## [Supplied material]
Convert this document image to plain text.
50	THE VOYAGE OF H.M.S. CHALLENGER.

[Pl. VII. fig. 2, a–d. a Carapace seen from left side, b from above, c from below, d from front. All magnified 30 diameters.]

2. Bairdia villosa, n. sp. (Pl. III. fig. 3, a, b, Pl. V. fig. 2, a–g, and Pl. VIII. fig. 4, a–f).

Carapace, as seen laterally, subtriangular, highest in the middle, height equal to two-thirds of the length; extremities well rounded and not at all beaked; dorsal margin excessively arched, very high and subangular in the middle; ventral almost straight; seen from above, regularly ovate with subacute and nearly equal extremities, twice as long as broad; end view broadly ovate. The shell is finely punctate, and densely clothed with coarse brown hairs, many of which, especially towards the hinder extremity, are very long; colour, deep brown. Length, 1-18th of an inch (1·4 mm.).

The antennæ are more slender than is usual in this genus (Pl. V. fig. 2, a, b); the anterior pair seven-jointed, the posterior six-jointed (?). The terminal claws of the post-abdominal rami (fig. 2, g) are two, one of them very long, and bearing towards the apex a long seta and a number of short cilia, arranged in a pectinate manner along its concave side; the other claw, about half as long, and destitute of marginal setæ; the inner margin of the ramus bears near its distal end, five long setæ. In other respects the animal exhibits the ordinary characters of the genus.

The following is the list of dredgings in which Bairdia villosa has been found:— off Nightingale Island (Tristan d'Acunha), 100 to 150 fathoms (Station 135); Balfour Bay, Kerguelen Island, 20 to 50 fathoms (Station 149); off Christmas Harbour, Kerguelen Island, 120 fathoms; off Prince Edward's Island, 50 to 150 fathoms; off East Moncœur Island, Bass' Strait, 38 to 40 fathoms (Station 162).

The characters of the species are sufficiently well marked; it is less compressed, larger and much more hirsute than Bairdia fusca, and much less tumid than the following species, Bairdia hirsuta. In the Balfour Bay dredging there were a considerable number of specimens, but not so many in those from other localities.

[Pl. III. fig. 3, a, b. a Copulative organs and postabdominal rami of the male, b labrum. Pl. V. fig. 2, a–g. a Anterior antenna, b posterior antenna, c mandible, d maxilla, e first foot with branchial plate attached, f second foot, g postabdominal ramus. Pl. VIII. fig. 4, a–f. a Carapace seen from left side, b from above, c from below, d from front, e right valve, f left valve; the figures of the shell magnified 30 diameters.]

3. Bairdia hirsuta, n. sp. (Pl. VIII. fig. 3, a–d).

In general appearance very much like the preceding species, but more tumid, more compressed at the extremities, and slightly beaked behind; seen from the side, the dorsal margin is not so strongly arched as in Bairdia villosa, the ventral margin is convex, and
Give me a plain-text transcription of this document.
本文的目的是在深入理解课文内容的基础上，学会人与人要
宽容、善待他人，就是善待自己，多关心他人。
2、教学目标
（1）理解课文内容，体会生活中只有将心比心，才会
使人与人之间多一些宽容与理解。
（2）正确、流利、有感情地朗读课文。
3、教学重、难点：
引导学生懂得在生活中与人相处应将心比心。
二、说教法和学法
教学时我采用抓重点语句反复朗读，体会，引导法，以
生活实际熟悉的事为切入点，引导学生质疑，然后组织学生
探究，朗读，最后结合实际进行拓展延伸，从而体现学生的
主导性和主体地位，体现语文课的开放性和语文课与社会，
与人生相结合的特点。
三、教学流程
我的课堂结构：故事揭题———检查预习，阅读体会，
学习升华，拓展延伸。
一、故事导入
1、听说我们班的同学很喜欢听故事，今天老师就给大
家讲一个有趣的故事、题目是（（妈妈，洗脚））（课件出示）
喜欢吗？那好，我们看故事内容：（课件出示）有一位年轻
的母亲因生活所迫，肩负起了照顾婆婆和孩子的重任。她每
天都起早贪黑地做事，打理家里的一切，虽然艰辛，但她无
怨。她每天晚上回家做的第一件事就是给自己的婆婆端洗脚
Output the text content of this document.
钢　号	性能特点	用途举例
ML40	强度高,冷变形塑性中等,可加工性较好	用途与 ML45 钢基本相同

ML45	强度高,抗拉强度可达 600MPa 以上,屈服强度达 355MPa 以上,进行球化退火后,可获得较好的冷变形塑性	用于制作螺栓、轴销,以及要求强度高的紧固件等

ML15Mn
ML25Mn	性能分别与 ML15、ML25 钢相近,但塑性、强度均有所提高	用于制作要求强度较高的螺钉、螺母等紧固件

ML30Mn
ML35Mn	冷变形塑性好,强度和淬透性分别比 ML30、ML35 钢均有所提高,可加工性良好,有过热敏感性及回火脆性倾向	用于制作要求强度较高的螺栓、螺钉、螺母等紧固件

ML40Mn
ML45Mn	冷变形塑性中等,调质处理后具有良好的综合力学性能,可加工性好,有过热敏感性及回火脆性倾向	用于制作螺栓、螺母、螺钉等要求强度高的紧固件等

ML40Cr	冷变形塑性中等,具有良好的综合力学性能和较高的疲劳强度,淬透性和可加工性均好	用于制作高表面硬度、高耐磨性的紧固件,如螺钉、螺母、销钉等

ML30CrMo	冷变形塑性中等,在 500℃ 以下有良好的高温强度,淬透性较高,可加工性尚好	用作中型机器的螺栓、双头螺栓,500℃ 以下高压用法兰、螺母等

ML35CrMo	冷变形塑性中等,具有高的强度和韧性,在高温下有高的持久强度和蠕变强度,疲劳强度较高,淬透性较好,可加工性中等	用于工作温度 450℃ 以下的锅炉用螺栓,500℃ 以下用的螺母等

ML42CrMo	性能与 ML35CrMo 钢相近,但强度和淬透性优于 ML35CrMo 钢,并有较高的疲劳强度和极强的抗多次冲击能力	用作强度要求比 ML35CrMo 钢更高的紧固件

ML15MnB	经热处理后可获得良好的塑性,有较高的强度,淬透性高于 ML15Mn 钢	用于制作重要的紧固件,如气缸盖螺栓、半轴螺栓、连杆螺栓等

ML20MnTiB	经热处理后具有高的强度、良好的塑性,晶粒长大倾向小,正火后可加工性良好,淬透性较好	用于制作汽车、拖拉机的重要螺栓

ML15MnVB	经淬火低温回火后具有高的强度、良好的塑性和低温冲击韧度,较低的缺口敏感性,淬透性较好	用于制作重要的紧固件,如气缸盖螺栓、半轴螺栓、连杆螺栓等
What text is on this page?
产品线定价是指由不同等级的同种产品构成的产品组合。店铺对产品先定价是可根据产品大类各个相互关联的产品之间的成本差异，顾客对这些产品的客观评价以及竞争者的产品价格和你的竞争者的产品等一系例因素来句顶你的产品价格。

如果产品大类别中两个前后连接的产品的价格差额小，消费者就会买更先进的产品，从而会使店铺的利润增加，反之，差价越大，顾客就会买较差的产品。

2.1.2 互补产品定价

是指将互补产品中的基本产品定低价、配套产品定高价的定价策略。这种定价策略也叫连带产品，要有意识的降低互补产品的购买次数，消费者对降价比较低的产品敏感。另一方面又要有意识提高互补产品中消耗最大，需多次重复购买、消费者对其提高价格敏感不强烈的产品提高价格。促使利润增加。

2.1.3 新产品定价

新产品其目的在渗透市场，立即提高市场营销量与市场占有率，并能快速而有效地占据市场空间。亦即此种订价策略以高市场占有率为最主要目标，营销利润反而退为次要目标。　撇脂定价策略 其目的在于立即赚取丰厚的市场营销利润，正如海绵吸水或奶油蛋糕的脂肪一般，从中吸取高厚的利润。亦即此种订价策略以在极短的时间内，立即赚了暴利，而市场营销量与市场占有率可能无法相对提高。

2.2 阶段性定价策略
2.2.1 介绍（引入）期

## [Short exercise]
Write out the entries above once more, without altering anything.

## [Problem solution]
Convert this document image to plain text.
50	THE VOYAGE OF H.M.S. CHALLENGER.

[Pl. VII. fig. 2, a–d. a Carapace seen from left side, b from above, c from below, d from front. All magnified 30 diameters.]

2. Bairdia villosa, n. sp. (Pl. III. fig. 3, a, b, Pl. V. fig. 2, a–g, and Pl. VIII. fig. 4, a–f).

Carapace, as seen laterally, subtriangular, highest in the middle, height equal to two-thirds of the length; extremities well rounded and not at all beaked; dorsal margin excessively arched, very high and subangular in the middle; ventral almost straight; seen from above, regularly ovate with subacute and nearly equal extremities, twice as long as broad; end view broadly ovate. The shell is finely punctate, and densely clothed with coarse brown hairs, many of which, especially towards the hinder extremity, are very long; colour, deep brown. Length, 1-18th of an inch (1·4 mm.).

The antennæ are more slender than is usual in this genus (Pl. V. fig. 2, a, b); the anterior pair seven-jointed, the posterior six-jointed (?). The terminal claws of the post-abdominal rami (fig. 2, g) are two, one of them very long, and bearing towards the apex a long seta and a number of short cilia, arranged in a pectinate manner along its concave side; the other claw, about half as long, and destitute of marginal setæ; the inner margin of the ramus bears near its distal end, five long setæ. In other respects the animal exhibits the ordinary characters of the genus.

The following is the list of dredgings in which Bairdia villosa has been found:— off Nightingale Island (Tristan d'Acunha), 100 to 150 fathoms (Station 135); Balfour Bay, Kerguelen Island, 20 to 50 fathoms (Station 149); off Christmas Harbour, Kerguelen Island, 120 fathoms; off Prince Edward's Island, 50 to 150 fathoms; off East Moncœur Island, Bass' Strait, 38 to 40 fathoms (Station 162).

The characters of the species are sufficiently well marked; it is less compressed, larger and much more hirsute than Bairdia fusca, and much less tumid than the following species, Bairdia hirsuta. In the Balfour Bay dredging there were a considerable number of specimens, but not so many in those from other localities.

[Pl. III. fig. 3, a, b. a Copulative organs and postabdominal rami of the male, b labrum. Pl. V. fig. 2, a–g. a Anterior antenna, b posterior antenna, c mandible, d maxilla, e first foot with branchial plate attached, f second foot, g postabdominal ramus. Pl. VIII. fig. 4, a–f. a Carapace seen from left side, b from above, c from below, d from front, e right valve, f left valve; the figures of the shell magnified 30 diameters.]

3. Bairdia hirsuta, n. sp. (Pl. VIII. fig. 3, a–d).

In general appearance very much like the preceding species, but more tumid, more compressed at the extremities, and slightly beaked behind; seen from the side, the dorsal margin is not so strongly arched as in Bairdia villosa, the ventral margin is convex, and
Give me a plain-text transcription of this document.
本文的目的是在深入理解课文内容的基础上，学会人与人要
宽容、善待他人，就是善待自己，多关心他人。
2、教学目标
（1）理解课文内容，体会生活中只有将心比心，才会
使人与人之间多一些宽容与理解。
（2）正确、流利、有感情地朗读课文。
3、教学重、难点：
引导学生懂得在生活中与人相处应将心比心。
二、说教法和学法
教学时我采用抓重点语句反复朗读，体会，引导法，以
生活实际熟悉的事为切入点，引导学生质疑，然后组织学生
探究，朗读，最后结合实际进行拓展延伸，从而体现学生的
主导性和主体地位，体现语文课的开放性和语文课与社会，
与人生相结合的特点。
三、教学流程
我的课堂结构：故事揭题———检查预习，阅读体会，
学习升华，拓展延伸。
一、故事导入
1、听说我们班的同学很喜欢听故事，今天老师就给大
家讲一个有趣的故事、题目是（（妈妈，洗脚））（课件出示）
喜欢吗？那好，我们看故事内容：（课件出示）有一位年轻
的母亲因生活所迫，肩负起了照顾婆婆和孩子的重任。她每
天都起早贪黑地做事，打理家里的一切，虽然艰辛，但她无
怨。她每天晚上回家做的第一件事就是给自己的婆婆端洗脚
Output the text content of this document.
钢　号	性能特点	用途举例
ML40	强度高,冷变形塑性中等,可加工性较好	用途与 ML45 钢基本相同

ML45	强度高,抗拉强度可达 600MPa 以上,屈服强度达 355MPa 以上,进行球化退火后,可获得较好的冷变形塑性	用于制作螺栓、轴销,以及要求强度高的紧固件等

ML15Mn
ML25Mn	性能分别与 ML15、ML25 钢相近,但塑性、强度均有所提高	用于制作要求强度较高的螺钉、螺母等紧固件

ML30Mn
ML35Mn	冷变形塑性好,强度和淬透性分别比 ML30、ML35 钢均有所提高,可加工性良好,有过热敏感性及回火脆性倾向	用于制作要求强度较高的螺栓、螺钉、螺母等紧固件

ML40Mn
ML45Mn	冷变形塑性中等,调质处理后具有良好的综合力学性能,可加工性好,有过热敏感性及回火脆性倾向	用于制作螺栓、螺母、螺钉等要求强度高的紧固件等

ML40Cr	冷变形塑性中等,具有良好的综合力学性能和较高的疲劳强度,淬透性和可加工性均好	用于制作高表面硬度、高耐磨性的紧固件,如螺钉、螺母、销钉等

ML30CrMo	冷变形塑性中等,在 500℃ 以下有良好的高温强度,淬透性较高,可加工性尚好	用作中型机器的螺栓、双头螺栓,500℃ 以下高压用法兰、螺母等

ML35CrMo	冷变形塑性中等,具有高的强度和韧性,在高温下有高的持久强度和蠕变强度,疲劳强度较高,淬透性较好,可加工性中等	用于工作温度 450℃ 以下的锅炉用螺栓,500℃ 以下用的螺母等

ML42CrMo	性能与 ML35CrMo 钢相近,但强度和淬透性优于 ML35CrMo 钢,并有较高的疲劳强度和极强的抗多次冲击能力	用作强度要求比 ML35CrMo 钢更高的紧固件

ML15MnB	经热处理后可获得良好的塑性,有较高的强度,淬透性高于 ML15Mn 钢	用于制作重要的紧固件,如气缸盖螺栓、半轴螺栓、连杆螺栓等

ML20MnTiB	经热处理后具有高的强度、良好的塑性,晶粒长大倾向小,正火后可加工性良好,淬透性较好	用于制作汽车、拖拉机的重要螺栓

ML15MnVB	经淬火低温回火后具有高的强度、良好的塑性和低温冲击韧度,较低的缺口敏感性,淬透性较好	用于制作重要的紧固件,如气缸盖螺栓、半轴螺栓、连杆螺栓等
What text is on this page?
产品线定价是指由不同等级的同种产品构成的产品组合。店铺对产品先定价是可根据产品大类各个相互关联的产品之间的成本差异，顾客对这些产品的客观评价以及竞争者的产品价格和你的竞争者的产品等一系例因素来句顶你的产品价格。

如果产品大类别中两个前后连接的产品的价格差额小，消费者就会买更先进的产品，从而会使店铺的利润增加，反之，差价越大，顾客就会买较差的产品。

2.1.2 互补产品定价

是指将互补产品中的基本产品定低价、配套产品定高价的定价策略。这种定价策略也叫连带产品，要有意识的降低互补产品的购买次数，消费者对降价比较低的产品敏感。另一方面又要有意识提高互补产品中消耗最大，需多次重复购买、消费者对其提高价格敏感不强烈的产品提高价格。促使利润增加。

2.1.3 新产品定价

新产品其目的在渗透市场，立即提高市场营销量与市场占有率，并能快速而有效地占据市场空间。亦即此种订价策略以高市场占有率为最主要目标，营销利润反而退为次要目标。　撇脂定价策略 其目的在于立即赚取丰厚的市场营销利润，正如海绵吸水或奶油蛋糕的脂肪一般，从中吸取高厚的利润。亦即此种订价策略以在极短的时间内，立即赚了暴利，而市场营销量与市场占有率可能无法相对提高。

2.2 阶段性定价策略
2.2.1 介绍（引入）期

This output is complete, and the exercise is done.